*What needs to be done:*
Look through the material and tally each line bearing the word "document". Give only the total.

*Records to use:*
[start]

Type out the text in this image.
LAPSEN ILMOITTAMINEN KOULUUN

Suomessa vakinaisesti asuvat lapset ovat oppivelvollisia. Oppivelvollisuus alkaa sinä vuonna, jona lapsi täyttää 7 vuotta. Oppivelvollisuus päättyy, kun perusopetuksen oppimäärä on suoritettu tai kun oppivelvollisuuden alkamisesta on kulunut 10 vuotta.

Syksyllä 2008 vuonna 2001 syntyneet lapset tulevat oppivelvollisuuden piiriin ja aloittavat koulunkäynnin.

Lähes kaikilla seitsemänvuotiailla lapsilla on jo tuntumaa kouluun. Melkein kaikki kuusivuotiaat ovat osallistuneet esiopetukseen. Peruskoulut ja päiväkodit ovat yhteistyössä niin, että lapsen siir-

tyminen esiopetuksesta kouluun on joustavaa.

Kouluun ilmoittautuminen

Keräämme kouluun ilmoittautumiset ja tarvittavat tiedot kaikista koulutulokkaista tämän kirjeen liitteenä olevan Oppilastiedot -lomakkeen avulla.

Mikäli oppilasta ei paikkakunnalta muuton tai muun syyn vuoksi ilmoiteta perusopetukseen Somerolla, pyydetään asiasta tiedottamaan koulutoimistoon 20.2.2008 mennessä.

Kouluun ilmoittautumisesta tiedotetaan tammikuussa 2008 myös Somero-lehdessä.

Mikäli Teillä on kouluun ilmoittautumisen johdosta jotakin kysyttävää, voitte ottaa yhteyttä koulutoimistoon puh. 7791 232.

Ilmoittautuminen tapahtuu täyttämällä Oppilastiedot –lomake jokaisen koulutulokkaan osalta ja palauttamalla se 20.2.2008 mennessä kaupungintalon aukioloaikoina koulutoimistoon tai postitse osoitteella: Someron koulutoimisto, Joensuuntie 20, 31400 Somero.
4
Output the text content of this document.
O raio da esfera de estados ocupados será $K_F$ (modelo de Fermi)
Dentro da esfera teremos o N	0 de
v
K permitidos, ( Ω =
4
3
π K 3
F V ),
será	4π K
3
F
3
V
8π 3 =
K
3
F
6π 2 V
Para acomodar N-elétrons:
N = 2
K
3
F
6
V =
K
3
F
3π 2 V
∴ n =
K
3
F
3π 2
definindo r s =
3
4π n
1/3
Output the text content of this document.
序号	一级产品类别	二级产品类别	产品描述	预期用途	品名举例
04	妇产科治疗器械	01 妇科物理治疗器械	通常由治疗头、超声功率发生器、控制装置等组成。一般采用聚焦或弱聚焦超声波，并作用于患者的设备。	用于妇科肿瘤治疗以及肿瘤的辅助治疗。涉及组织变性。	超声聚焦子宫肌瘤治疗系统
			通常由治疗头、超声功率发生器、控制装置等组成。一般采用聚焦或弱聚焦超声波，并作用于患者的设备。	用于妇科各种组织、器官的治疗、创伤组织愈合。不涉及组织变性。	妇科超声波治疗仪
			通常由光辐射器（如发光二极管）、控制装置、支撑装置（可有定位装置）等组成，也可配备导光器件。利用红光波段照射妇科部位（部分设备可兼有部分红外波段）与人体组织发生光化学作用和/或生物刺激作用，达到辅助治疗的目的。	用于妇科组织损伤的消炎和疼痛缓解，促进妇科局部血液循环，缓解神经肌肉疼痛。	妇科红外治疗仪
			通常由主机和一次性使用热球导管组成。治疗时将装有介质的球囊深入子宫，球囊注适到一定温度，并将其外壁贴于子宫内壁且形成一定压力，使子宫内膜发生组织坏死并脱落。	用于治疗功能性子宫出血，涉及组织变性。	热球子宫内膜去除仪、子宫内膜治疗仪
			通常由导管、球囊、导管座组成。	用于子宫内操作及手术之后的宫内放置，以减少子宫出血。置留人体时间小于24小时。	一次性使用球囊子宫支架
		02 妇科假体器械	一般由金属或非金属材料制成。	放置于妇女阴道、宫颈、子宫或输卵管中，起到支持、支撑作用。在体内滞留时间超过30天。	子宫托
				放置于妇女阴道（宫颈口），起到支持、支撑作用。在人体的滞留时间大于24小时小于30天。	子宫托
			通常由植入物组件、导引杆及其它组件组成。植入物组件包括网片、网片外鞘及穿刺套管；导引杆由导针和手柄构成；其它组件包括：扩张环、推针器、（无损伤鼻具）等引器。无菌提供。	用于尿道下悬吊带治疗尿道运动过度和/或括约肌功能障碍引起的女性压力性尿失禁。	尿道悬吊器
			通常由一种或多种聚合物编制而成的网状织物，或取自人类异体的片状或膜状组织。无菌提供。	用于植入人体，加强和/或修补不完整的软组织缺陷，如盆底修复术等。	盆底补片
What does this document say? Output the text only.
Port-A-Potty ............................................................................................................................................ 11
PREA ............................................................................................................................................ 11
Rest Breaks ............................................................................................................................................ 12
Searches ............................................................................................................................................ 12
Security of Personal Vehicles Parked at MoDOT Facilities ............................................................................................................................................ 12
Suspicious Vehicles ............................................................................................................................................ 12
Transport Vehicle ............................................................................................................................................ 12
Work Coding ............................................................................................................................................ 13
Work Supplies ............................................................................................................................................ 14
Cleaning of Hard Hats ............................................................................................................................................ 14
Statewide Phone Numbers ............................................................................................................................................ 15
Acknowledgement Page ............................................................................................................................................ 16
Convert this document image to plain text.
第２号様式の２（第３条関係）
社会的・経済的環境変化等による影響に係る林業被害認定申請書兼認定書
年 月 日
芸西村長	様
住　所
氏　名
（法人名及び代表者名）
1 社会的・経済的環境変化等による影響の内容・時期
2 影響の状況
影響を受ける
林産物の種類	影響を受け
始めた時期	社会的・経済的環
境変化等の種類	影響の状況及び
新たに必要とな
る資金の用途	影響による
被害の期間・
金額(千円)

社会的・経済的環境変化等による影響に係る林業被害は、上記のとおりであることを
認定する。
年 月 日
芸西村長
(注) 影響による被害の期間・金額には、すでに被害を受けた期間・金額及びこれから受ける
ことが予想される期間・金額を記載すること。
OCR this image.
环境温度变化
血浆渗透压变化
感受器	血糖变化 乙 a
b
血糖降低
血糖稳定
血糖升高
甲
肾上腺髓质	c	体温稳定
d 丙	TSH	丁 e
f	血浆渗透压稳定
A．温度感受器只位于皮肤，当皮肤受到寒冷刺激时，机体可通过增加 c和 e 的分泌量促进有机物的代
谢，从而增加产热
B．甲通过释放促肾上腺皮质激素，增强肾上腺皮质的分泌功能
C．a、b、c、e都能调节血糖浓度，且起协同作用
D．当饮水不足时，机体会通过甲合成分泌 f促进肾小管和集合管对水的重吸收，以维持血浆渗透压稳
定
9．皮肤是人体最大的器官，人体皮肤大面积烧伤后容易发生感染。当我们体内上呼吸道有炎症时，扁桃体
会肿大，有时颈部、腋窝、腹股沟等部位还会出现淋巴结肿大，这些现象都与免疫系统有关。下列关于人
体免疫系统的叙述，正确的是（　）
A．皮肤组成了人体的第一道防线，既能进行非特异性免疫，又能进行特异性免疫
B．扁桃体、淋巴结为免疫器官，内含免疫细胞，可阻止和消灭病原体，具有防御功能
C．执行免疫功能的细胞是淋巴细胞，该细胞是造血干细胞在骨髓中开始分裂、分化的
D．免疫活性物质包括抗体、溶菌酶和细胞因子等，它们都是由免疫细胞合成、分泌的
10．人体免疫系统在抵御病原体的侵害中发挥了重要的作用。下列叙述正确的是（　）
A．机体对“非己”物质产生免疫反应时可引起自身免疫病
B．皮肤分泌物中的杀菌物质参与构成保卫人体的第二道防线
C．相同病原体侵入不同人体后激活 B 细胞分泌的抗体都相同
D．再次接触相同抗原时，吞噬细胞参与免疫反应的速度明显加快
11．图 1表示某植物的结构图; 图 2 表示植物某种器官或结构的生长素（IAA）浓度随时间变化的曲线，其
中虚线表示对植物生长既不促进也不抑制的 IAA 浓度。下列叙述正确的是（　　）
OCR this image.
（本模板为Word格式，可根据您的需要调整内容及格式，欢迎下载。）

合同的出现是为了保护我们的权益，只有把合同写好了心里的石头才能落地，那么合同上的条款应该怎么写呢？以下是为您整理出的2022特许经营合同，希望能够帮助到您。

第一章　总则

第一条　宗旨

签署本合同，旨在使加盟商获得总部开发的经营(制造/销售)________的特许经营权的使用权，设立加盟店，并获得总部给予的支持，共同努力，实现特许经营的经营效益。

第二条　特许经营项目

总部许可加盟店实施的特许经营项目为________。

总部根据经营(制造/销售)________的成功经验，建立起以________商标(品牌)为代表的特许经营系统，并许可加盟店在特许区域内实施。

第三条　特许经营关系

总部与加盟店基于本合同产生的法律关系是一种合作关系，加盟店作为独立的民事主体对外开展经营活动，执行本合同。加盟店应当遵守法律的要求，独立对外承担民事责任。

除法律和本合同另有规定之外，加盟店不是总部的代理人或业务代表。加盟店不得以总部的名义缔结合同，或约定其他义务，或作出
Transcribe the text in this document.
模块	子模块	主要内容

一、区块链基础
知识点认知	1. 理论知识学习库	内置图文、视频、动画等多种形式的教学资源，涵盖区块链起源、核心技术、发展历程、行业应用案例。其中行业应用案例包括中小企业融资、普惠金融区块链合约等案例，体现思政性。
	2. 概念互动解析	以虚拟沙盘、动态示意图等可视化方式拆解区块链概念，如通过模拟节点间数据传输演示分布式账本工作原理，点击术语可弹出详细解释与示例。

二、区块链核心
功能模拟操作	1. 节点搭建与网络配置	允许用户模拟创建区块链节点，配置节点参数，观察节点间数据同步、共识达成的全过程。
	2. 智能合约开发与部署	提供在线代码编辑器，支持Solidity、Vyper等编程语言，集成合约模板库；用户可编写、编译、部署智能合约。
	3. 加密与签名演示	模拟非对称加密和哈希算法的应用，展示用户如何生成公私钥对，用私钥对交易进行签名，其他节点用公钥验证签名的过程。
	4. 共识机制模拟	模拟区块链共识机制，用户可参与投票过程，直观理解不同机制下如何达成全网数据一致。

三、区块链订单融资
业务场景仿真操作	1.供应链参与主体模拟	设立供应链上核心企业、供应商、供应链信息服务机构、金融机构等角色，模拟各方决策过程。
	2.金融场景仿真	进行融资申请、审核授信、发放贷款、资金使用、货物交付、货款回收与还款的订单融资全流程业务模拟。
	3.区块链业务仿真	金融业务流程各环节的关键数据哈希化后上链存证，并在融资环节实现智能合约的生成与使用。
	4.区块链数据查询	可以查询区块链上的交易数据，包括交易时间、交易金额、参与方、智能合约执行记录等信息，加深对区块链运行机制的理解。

[end]

*Answer:*
5